• _What the task asks_
Each record below is to be reproduced without any change.

• _Data for this task_
^^^^

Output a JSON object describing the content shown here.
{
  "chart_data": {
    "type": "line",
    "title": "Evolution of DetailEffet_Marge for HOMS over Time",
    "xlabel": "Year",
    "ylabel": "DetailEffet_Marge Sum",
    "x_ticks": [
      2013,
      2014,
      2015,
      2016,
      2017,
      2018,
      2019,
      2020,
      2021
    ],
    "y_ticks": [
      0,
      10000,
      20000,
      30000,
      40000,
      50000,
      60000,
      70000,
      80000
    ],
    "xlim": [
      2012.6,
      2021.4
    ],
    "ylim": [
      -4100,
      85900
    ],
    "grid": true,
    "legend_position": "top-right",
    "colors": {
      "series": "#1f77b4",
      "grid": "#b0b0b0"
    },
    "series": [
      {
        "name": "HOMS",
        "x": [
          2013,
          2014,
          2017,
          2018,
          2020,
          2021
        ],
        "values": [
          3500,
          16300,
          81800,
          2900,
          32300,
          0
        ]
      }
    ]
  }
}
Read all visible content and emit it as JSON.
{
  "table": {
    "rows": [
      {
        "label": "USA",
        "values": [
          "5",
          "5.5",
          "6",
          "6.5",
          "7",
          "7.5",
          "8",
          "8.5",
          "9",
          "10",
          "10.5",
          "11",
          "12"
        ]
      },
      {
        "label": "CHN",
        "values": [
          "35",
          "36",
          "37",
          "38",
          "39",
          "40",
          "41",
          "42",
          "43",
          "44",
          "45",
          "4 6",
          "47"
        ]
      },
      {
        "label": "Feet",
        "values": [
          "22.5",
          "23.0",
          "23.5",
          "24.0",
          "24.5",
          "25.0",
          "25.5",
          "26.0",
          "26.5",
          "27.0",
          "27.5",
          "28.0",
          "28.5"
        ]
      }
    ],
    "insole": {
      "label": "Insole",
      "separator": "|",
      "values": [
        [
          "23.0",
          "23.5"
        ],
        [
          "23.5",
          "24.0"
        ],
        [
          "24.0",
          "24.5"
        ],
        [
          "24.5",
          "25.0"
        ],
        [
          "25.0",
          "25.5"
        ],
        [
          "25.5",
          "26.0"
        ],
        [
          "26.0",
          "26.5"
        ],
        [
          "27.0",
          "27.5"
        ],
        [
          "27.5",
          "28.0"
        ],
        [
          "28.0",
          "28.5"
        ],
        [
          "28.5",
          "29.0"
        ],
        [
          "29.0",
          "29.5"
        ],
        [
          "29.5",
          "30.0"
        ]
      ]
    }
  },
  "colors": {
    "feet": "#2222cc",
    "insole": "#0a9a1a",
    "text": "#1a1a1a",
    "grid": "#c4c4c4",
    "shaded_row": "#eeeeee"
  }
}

^^^^

• _Answer to this problem_
Output a JSON object describing the content shown here.
{
  "chart_data": {
    "type": "line",
    "title": "Evolution of DetailEffet_Marge for HOMS over Time",
    "xlabel": "Year",
    "ylabel": "DetailEffet_Marge Sum",
    "x_ticks": [
      2013,
      2014,
      2015,
      2016,
      2017,
      2018,
      2019,
      2020,
      2021
    ],
    "y_ticks": [
      0,
      10000,
      20000,
      30000,
      40000,
      50000,
      60000,
      70000,
      80000
    ],
    "xlim": [
      2012.6,
      2021.4
    ],
    "ylim": [
      -4100,
      85900
    ],
    "grid": true,
    "legend_position": "top-right",
    "colors": {
      "series": "#1f77b4",
      "grid": "#b0b0b0"
    },
    "series": [
      {
        "name": "HOMS",
        "x": [
          2013,
          2014,
          2017,
          2018,
          2020,
          2021
        ],
        "values": [
          3500,
          16300,
          81800,
          2900,
          32300,
          0
        ]
      }
    ]
  }
}
Read all visible content and emit it as JSON.
{
  "table": {
    "rows": [
      {
        "label": "USA",
        "values": [
          "5",
          "5.5",
          "6",
          "6.5",
          "7",
          "7.5",
          "8",
          "8.5",
          "9",
          "10",
          "10.5",
          "11",
          "12"
        ]
      },
      {
        "label": "CHN",
        "values": [
          "35",
          "36",
          "37",
          "38",
          "39",
          "40",
          "41",
          "42",
          "43",
          "44",
          "45",
          "4 6",
          "47"
        ]
      },
      {
        "label": "Feet",
        "values": [
          "22.5",
          "23.0",
          "23.5",
          "24.0",
          "24.5",
          "25.0",
          "25.5",
          "26.0",
          "26.5",
          "27.0",
          "27.5",
          "28.0",
          "28.5"
        ]
      }
    ],
    "insole": {
      "label": "Insole",
      "separator": "|",
      "values": [
        [
          "23.0",
          "23.5"
        ],
        [
          "23.5",
          "24.0"
        ],
        [
          "24.0",
          "24.5"
        ],
        [
          "24.5",
          "25.0"
        ],
        [
          "25.0",
          "25.5"
        ],
        [
          "25.5",
          "26.0"
        ],
        [
          "26.0",
          "26.5"
        ],
        [
          "27.0",
          "27.5"
        ],
        [
          "27.5",
          "28.0"
        ],
        [
          "28.0",
          "28.5"
        ],
        [
          "28.5",
          "29.0"
        ],
        [
          "29.0",
          "29.5"
        ],
        [
          "29.5",
          "30.0"
        ]
      ]
    }
  },
  "colors": {
    "feet": "#2222cc",
    "insole": "#0a9a1a",
    "text": "#1a1a1a",
    "grid": "#c4c4c4",
    "shaded_row": "#eeeeee"
  }
}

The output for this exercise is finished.